Reproduce the listing exactly and skip over any pictures.

-- start of Stored rows --

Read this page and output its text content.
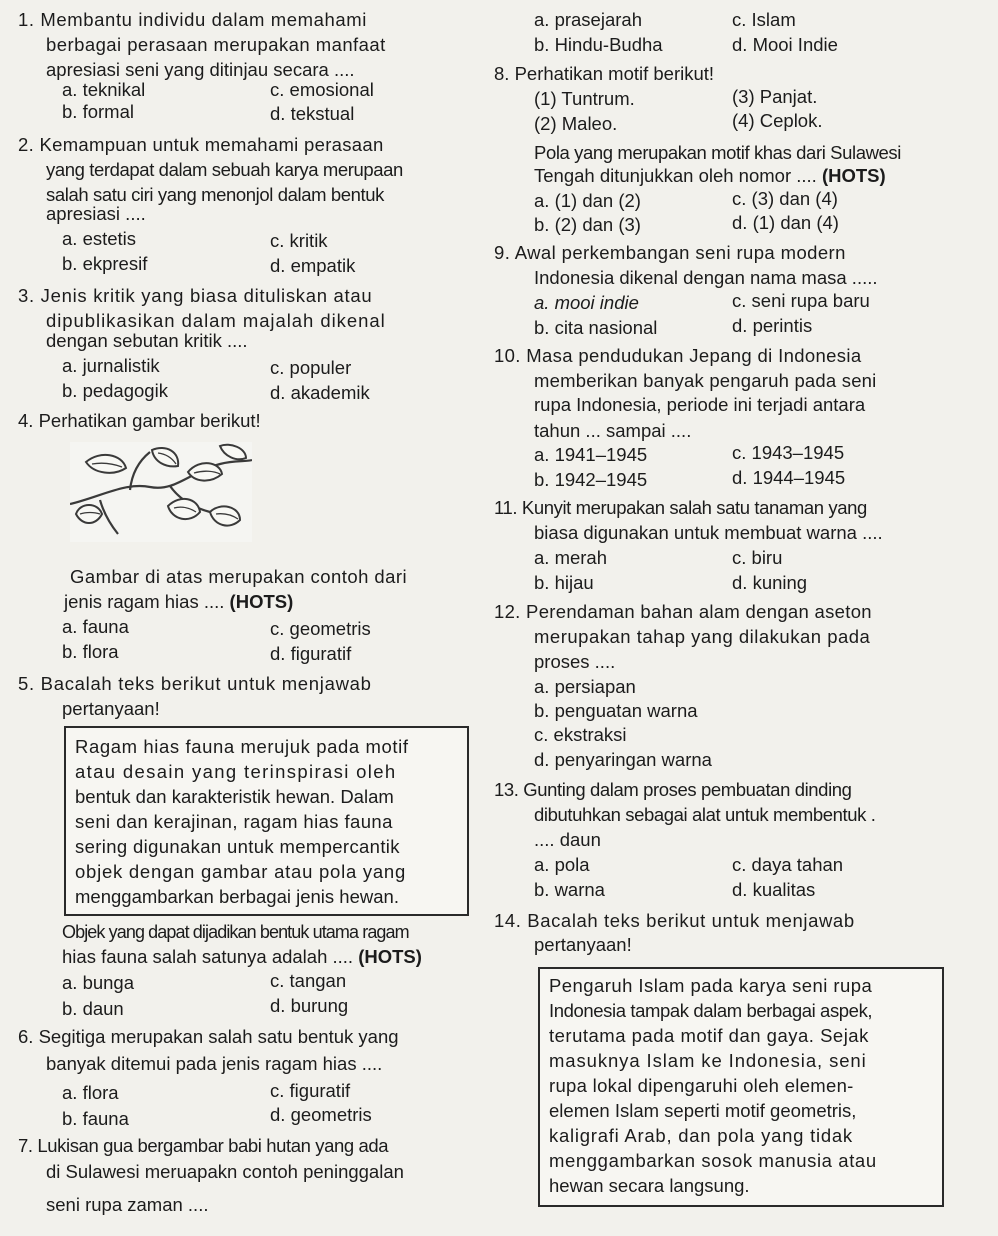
1. Membantu individu dalam memahami
berbagai perasaan merupakan manfaat
apresiasi seni yang ditinjau secara ....
a. teknikal	c. emosional
b. formal	d. tekstual
2. Kemampuan untuk memahami perasaan
yang terdapat dalam sebuah karya merupaan
salah satu ciri yang menonjol dalam bentuk
apresiasi ....
a. estetis	c. kritik
b. ekpresif	d. empatik
3. Jenis kritik yang biasa dituliskan atau
dipublikasikan dalam majalah dikenal
dengan sebutan kritik ....
a. jurnalistik	c. populer
b. pedagogik	d. akademik
4. Perhatikan gambar berikut!
Gambar di atas merupakan contoh dari
jenis ragam hias .... (HOTS)
a. fauna	c. geometris
b. flora	d. figuratif
5. Bacalah teks berikut untuk menjawab
pertanyaan!
Ragam hias fauna merujuk pada motif
atau desain yang terinspirasi oleh
bentuk dan karakteristik hewan. Dalam
seni dan kerajinan, ragam hias fauna
sering digunakan untuk mempercantik
objek dengan gambar atau pola yang
menggambarkan berbagai jenis hewan.
Objek yang dapat dijadikan bentuk utama ragam
hias fauna salah satunya adalah .... (HOTS)
a. bunga	c. tangan
b. daun	d. burung
6. Segitiga merupakan salah satu bentuk yang
banyak ditemui pada jenis ragam hias ....
a. flora	c. figuratif
b. fauna	d. geometris
7. Lukisan gua bergambar babi hutan yang ada
di Sulawesi meruapakn contoh peninggalan
seni rupa zaman ....
a. prasejarah	c. Islam
b. Hindu-Budha	d. Mooi Indie
8. Perhatikan motif berikut!
(1) Tuntrum.	(3) Panjat.
(2) Maleo.	(4) Ceplok.
Pola yang merupakan motif khas dari Sulawesi
Tengah ditunjukkan oleh nomor .... (HOTS)
a. (1) dan (2)	c. (3) dan (4)
b. (2) dan (3)	d. (1) dan (4)
9. Awal perkembangan seni rupa modern
Indonesia dikenal dengan nama masa .....
a. mooi indie	c. seni rupa baru
b. cita nasional	d. perintis
10. Masa pendudukan Jepang di Indonesia
memberikan banyak pengaruh pada seni
rupa Indonesia, periode ini terjadi antara
tahun ... sampai ....
a. 1941–1945	c. 1943–1945
b. 1942–1945	d. 1944–1945
11. Kunyit merupakan salah satu tanaman yang
biasa digunakan untuk membuat warna ....
a. merah	c. biru
b. hijau	d. kuning
12. Perendaman bahan alam dengan aseton
merupakan tahap yang dilakukan pada
proses ....
a. persiapan
b. penguatan warna
c. ekstraksi
d. penyaringan warna
13. Gunting dalam proses pembuatan dinding
dibutuhkan sebagai alat untuk membentuk .
.... daun
a. pola	c. daya tahan
b. warna	d. kualitas
14. Bacalah teks berikut untuk menjawab
pertanyaan!
Pengaruh Islam pada karya seni rupa
Indonesia tampak dalam berbagai aspek,
terutama pada motif dan gaya. Sejak
masuknya Islam ke Indonesia, seni
rupa lokal dipengaruhi oleh elemen-
elemen Islam seperti motif geometris,
kaligrafi Arab, dan pola yang tidak
menggambarkan sosok manusia atau
hewan secara langsung.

-- end of Stored rows --

Solution to this task =>
Read this page and output its text content.
1. Membantu individu dalam memahami
berbagai perasaan merupakan manfaat
apresiasi seni yang ditinjau secara ....
a. teknikal	c. emosional
b. formal	d. tekstual
2. Kemampuan untuk memahami perasaan
yang terdapat dalam sebuah karya merupaan
salah satu ciri yang menonjol dalam bentuk
apresiasi ....
a. estetis	c. kritik
b. ekpresif	d. empatik
3. Jenis kritik yang biasa dituliskan atau
dipublikasikan dalam majalah dikenal
dengan sebutan kritik ....
a. jurnalistik	c. populer
b. pedagogik	d. akademik
4. Perhatikan gambar berikut!
Gambar di atas merupakan contoh dari
jenis ragam hias .... (HOTS)
a. fauna	c. geometris
b. flora	d. figuratif
5. Bacalah teks berikut untuk menjawab
pertanyaan!
Ragam hias fauna merujuk pada motif
atau desain yang terinspirasi oleh
bentuk dan karakteristik hewan. Dalam
seni dan kerajinan, ragam hias fauna
sering digunakan untuk mempercantik
objek dengan gambar atau pola yang
menggambarkan berbagai jenis hewan.
Objek yang dapat dijadikan bentuk utama ragam
hias fauna salah satunya adalah .... (HOTS)
a. bunga	c. tangan
b. daun	d. burung
6. Segitiga merupakan salah satu bentuk yang
banyak ditemui pada jenis ragam hias ....
a. flora	c. figuratif
b. fauna	d. geometris
7. Lukisan gua bergambar babi hutan yang ada
di Sulawesi meruapakn contoh peninggalan
seni rupa zaman ....
a. prasejarah	c. Islam
b. Hindu-Budha	d. Mooi Indie
8. Perhatikan motif berikut!
(1) Tuntrum.	(3) Panjat.
(2) Maleo.	(4) Ceplok.
Pola yang merupakan motif khas dari Sulawesi
Tengah ditunjukkan oleh nomor .... (HOTS)
a. (1) dan (2)	c. (3) dan (4)
b. (2) dan (3)	d. (1) dan (4)
9. Awal perkembangan seni rupa modern
Indonesia dikenal dengan nama masa .....
a. mooi indie	c. seni rupa baru
b. cita nasional	d. perintis
10. Masa pendudukan Jepang di Indonesia
memberikan banyak pengaruh pada seni
rupa Indonesia, periode ini terjadi antara
tahun ... sampai ....
a. 1941–1945	c. 1943–1945
b. 1942–1945	d. 1944–1945
11. Kunyit merupakan salah satu tanaman yang
biasa digunakan untuk membuat warna ....
a. merah	c. biru
b. hijau	d. kuning
12. Perendaman bahan alam dengan aseton
merupakan tahap yang dilakukan pada
proses ....
a. persiapan
b. penguatan warna
c. ekstraksi
d. penyaringan warna
13. Gunting dalam proses pembuatan dinding
dibutuhkan sebagai alat untuk membentuk .
.... daun
a. pola	c. daya tahan
b. warna	d. kualitas
14. Bacalah teks berikut untuk menjawab
pertanyaan!
Pengaruh Islam pada karya seni rupa
Indonesia tampak dalam berbagai aspek,
terutama pada motif dan gaya. Sejak
masuknya Islam ke Indonesia, seni
rupa lokal dipengaruhi oleh elemen-
elemen Islam seperti motif geometris,
kaligrafi Arab, dan pola yang tidak
menggambarkan sosok manusia atau
hewan secara langsung.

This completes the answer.